Dataset items:
====

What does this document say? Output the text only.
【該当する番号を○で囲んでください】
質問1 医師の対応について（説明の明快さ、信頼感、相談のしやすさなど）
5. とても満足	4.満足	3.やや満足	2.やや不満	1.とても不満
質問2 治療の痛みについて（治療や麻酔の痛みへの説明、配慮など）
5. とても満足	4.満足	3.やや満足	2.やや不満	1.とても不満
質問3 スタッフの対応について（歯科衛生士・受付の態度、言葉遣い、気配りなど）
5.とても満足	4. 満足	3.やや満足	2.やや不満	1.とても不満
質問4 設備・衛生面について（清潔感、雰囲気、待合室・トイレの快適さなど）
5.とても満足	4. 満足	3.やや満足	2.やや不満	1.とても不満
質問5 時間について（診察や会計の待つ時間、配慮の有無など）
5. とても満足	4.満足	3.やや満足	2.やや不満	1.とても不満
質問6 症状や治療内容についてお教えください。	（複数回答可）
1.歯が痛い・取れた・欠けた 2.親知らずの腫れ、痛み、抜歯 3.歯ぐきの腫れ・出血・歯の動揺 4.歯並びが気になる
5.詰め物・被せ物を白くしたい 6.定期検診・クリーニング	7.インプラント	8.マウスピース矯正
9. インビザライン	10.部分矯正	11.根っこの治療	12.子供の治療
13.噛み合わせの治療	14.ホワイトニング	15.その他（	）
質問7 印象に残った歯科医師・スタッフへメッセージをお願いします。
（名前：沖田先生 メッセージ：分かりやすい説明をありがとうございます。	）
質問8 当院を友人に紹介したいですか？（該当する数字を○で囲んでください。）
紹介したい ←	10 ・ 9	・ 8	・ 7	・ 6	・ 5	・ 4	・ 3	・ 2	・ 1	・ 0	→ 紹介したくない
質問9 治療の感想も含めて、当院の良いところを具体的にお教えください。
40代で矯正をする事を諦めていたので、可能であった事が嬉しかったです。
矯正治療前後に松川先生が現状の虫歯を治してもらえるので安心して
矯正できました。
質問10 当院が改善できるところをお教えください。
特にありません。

====

Task to carry out:
Each record must be returned exactly as it is written.

Task result:
What does this document say? Output the text only.
【該当する番号を○で囲んでください】
質問1 医師の対応について（説明の明快さ、信頼感、相談のしやすさなど）
5. とても満足	4.満足	3.やや満足	2.やや不満	1.とても不満
質問2 治療の痛みについて（治療や麻酔の痛みへの説明、配慮など）
5. とても満足	4.満足	3.やや満足	2.やや不満	1.とても不満
質問3 スタッフの対応について（歯科衛生士・受付の態度、言葉遣い、気配りなど）
5.とても満足	4. 満足	3.やや満足	2.やや不満	1.とても不満
質問4 設備・衛生面について（清潔感、雰囲気、待合室・トイレの快適さなど）
5.とても満足	4. 満足	3.やや満足	2.やや不満	1.とても不満
質問5 時間について（診察や会計の待つ時間、配慮の有無など）
5. とても満足	4.満足	3.やや満足	2.やや不満	1.とても不満
質問6 症状や治療内容についてお教えください。	（複数回答可）
1.歯が痛い・取れた・欠けた 2.親知らずの腫れ、痛み、抜歯 3.歯ぐきの腫れ・出血・歯の動揺 4.歯並びが気になる
5.詰め物・被せ物を白くしたい 6.定期検診・クリーニング	7.インプラント	8.マウスピース矯正
9. インビザライン	10.部分矯正	11.根っこの治療	12.子供の治療
13.噛み合わせの治療	14.ホワイトニング	15.その他（	）
質問7 印象に残った歯科医師・スタッフへメッセージをお願いします。
（名前：沖田先生 メッセージ：分かりやすい説明をありがとうございます。	）
質問8 当院を友人に紹介したいですか？（該当する数字を○で囲んでください。）
紹介したい ←	10 ・ 9	・ 8	・ 7	・ 6	・ 5	・ 4	・ 3	・ 2	・ 1	・ 0	→ 紹介したくない
質問9 治療の感想も含めて、当院の良いところを具体的にお教えください。
40代で矯正をする事を諦めていたので、可能であった事が嬉しかったです。
矯正治療前後に松川先生が現状の虫歯を治してもらえるので安心して
矯正できました。
質問10 当院が改善できるところをお教えください。
特にありません。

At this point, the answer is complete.